** START OF Provided records **

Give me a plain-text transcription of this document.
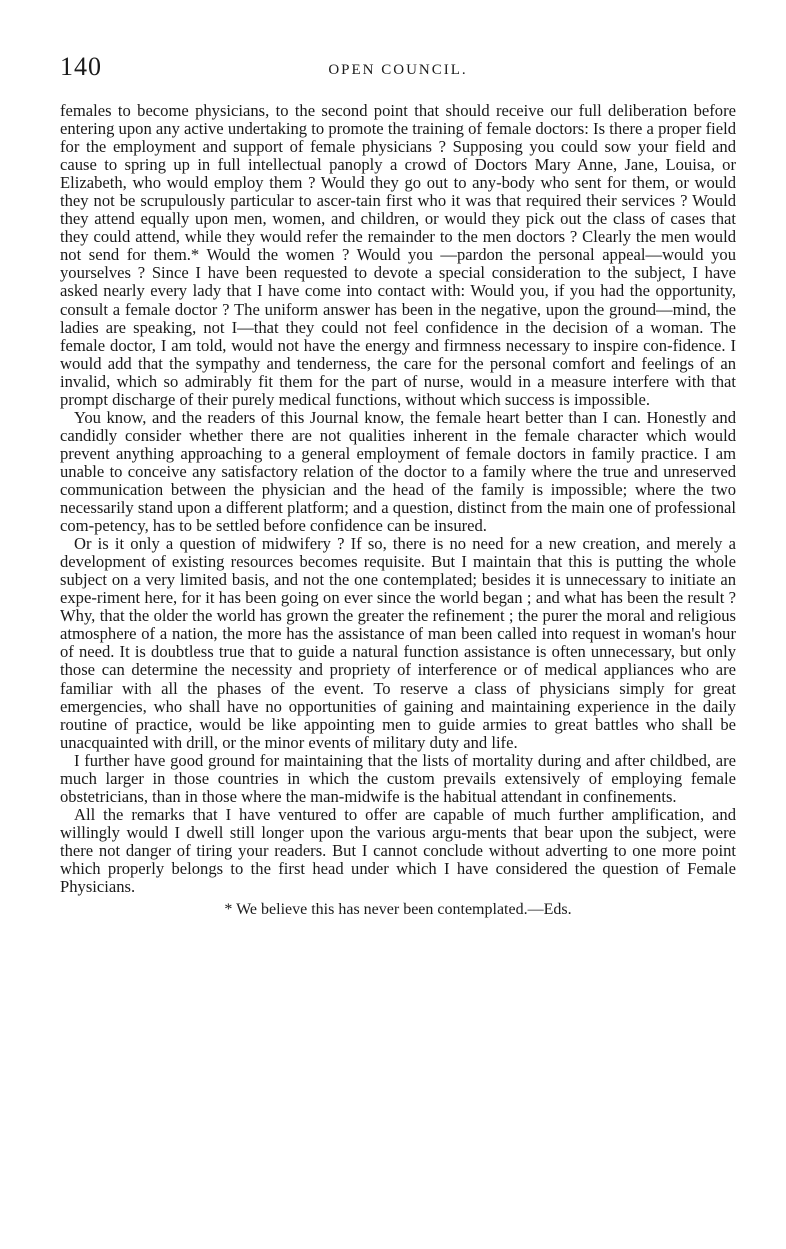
140	OPEN COUNCIL.

females to become physicians, to the second point that should receive our full deliberation before entering upon any active undertaking to promote the training of female doctors: Is there a proper field for the employment and support of female physicians ? Supposing you could sow your field and cause to spring up in full intellectual panoply a crowd of Doctors Mary Anne, Jane, Louisa, or Elizabeth, who would employ them ? Would they go out to any-body who sent for them, or would they not be scrupulously particular to ascer-tain first who it was that required their services ? Would they attend equally upon men, women, and children, or would they pick out the class of cases that they could attend, while they would refer the remainder to the men doctors ? Clearly the men would not send for them.* Would the women ? Would you —pardon the personal appeal—would you yourselves ? Since I have been requested to devote a special consideration to the subject, I have asked nearly every lady that I have come into contact with: Would you, if you had the opportunity, consult a female doctor ? The uniform answer has been in the negative, upon the ground—mind, the ladies are speaking, not I—that they could not feel confidence in the decision of a woman. The female doctor, I am told, would not have the energy and firmness necessary to inspire con-fidence. I would add that the sympathy and tenderness, the care for the personal comfort and feelings of an invalid, which so admirably fit them for the part of nurse, would in a measure interfere with that prompt discharge of their purely medical functions, without which success is impossible.

You know, and the readers of this Journal know, the female heart better than I can. Honestly and candidly consider whether there are not qualities inherent in the female character which would prevent anything approaching to a general employment of female doctors in family practice. I am unable to conceive any satisfactory relation of the doctor to a family where the true and unreserved communication between the physician and the head of the family is impossible; where the two necessarily stand upon a different platform; and a question, distinct from the main one of professional com-petency, has to be settled before confidence can be insured.

Or is it only a question of midwifery ? If so, there is no need for a new creation, and merely a development of existing resources becomes requisite. But I maintain that this is putting the whole subject on a very limited basis, and not the one contemplated; besides it is unnecessary to initiate an expe-riment here, for it has been going on ever since the world began ; and what has been the result ? Why, that the older the world has grown the greater the refinement ; the purer the moral and religious atmosphere of a nation, the more has the assistance of man been called into request in woman's hour of need. It is doubtless true that to guide a natural function assistance is often unnecessary, but only those can determine the necessity and propriety of interference or of medical appliances who are familiar with all the phases of the event. To reserve a class of physicians simply for great emergencies, who shall have no opportunities of gaining and maintaining experience in the daily routine of practice, would be like appointing men to guide armies to great battles who shall be unacquainted with drill, or the minor events of military duty and life.

I further have good ground for maintaining that the lists of mortality during and after childbed, are much larger in those countries in which the custom prevails extensively of employing female obstetricians, than in those where the man-midwife is the habitual attendant in confinements.

All the remarks that I have ventured to offer are capable of much further amplification, and willingly would I dwell still longer upon the various argu-ments that bear upon the subject, were there not danger of tiring your readers. But I cannot conclude without adverting to one more point which properly belongs to the first head under which I have considered the question of Female Physicians.

* We believe this has never been contemplated.—Eds.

** END OF Provided records **

_Exercise description_
Count every line in the data that contains the word "much", then give that count and nothing else.

_Solution to the exercise_
2